__DIRECTION__
Rewrite the data from the start up to and including the line with "265, 344, 301]", replacing every "table-row" with "data-row" and leaving everything else unchanged. Return only those lines.

··· INPUT ROWS ···

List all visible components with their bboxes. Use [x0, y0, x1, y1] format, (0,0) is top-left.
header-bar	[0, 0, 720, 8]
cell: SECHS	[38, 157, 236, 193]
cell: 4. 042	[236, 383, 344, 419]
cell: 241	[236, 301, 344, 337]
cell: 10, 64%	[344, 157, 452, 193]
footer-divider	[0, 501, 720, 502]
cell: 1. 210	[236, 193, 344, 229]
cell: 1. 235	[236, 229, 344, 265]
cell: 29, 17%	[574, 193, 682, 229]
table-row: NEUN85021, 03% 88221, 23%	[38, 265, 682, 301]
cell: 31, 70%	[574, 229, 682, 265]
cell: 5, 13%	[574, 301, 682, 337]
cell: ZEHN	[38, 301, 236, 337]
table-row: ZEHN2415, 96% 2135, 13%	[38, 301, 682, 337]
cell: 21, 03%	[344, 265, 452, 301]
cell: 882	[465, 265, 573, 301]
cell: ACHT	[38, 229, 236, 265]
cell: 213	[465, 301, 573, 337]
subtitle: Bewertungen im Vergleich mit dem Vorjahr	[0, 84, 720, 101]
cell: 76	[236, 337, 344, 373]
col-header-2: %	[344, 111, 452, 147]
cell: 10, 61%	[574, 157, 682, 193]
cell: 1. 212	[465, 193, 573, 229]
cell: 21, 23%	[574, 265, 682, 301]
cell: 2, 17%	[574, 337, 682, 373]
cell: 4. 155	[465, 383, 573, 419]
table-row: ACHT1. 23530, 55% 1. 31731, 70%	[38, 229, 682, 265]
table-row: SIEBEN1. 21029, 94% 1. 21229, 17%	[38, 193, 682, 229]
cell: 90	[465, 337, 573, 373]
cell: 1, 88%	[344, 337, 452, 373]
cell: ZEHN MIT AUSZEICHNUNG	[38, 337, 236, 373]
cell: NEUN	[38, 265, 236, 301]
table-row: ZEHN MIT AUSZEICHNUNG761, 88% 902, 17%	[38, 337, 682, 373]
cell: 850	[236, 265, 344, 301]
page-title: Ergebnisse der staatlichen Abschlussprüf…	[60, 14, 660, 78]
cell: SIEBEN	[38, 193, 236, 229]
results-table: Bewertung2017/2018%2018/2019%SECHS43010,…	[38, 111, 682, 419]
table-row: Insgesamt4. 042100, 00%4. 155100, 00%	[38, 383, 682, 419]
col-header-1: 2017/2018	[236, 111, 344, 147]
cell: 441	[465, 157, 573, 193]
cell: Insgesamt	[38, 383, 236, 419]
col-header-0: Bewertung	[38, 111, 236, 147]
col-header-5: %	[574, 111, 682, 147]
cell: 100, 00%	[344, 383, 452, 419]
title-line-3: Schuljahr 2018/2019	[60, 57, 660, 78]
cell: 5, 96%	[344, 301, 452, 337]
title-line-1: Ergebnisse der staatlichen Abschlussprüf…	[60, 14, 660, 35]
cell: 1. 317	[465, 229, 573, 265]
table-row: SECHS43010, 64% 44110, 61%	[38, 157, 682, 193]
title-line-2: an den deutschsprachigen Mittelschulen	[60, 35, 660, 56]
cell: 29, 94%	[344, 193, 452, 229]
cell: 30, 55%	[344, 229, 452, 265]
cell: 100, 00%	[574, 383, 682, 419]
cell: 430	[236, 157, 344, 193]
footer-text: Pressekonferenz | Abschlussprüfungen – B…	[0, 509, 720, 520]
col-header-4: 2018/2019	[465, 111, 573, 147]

···

__ANSWER BELOW__
List all visible components with their bboxes. Use [x0, y0, x1, y1] format, (0,0) is top-left.
header-bar	[0, 0, 720, 8]
cell: SECHS	[38, 157, 236, 193]
cell: 4. 042	[236, 383, 344, 419]
cell: 241	[236, 301, 344, 337]
cell: 10, 64%	[344, 157, 452, 193]
footer-divider	[0, 501, 720, 502]
cell: 1. 210	[236, 193, 344, 229]
cell: 1. 235	[236, 229, 344, 265]
cell: 29, 17%	[574, 193, 682, 229]
data-row: NEUN85021, 03% 88221, 23%	[38, 265, 682, 301]
cell: 31, 70%	[574, 229, 682, 265]
cell: 5, 13%	[574, 301, 682, 337]
cell: ZEHN	[38, 301, 236, 337]
data-row: ZEHN2415, 96% 2135, 13%	[38, 301, 682, 337]
cell: 21, 03%	[344, 265, 452, 301]
cell: 882	[465, 265, 573, 301]
cell: ACHT	[38, 229, 236, 265]
cell: 213	[465, 301, 573, 337]
subtitle: Bewertungen im Vergleich mit dem Vorjahr	[0, 84, 720, 101]
cell: 76	[236, 337, 344, 373]
col-header-2: %	[344, 111, 452, 147]
cell: 10, 61%	[574, 157, 682, 193]
cell: 1. 212	[465, 193, 573, 229]
cell: 21, 23%	[574, 265, 682, 301]
cell: 2, 17%	[574, 337, 682, 373]
cell: 4. 155	[465, 383, 573, 419]
data-row: ACHT1. 23530, 55% 1. 31731, 70%	[38, 229, 682, 265]
data-row: SIEBEN1. 21029, 94% 1. 21229, 17%	[38, 193, 682, 229]
cell: 90	[465, 337, 573, 373]
cell: 1, 88%	[344, 337, 452, 373]
cell: ZEHN MIT AUSZEICHNUNG	[38, 337, 236, 373]
cell: NEUN	[38, 265, 236, 301]
data-row: ZEHN MIT AUSZEICHNUNG761, 88% 902, 17%	[38, 337, 682, 373]
cell: 850	[236, 265, 344, 301]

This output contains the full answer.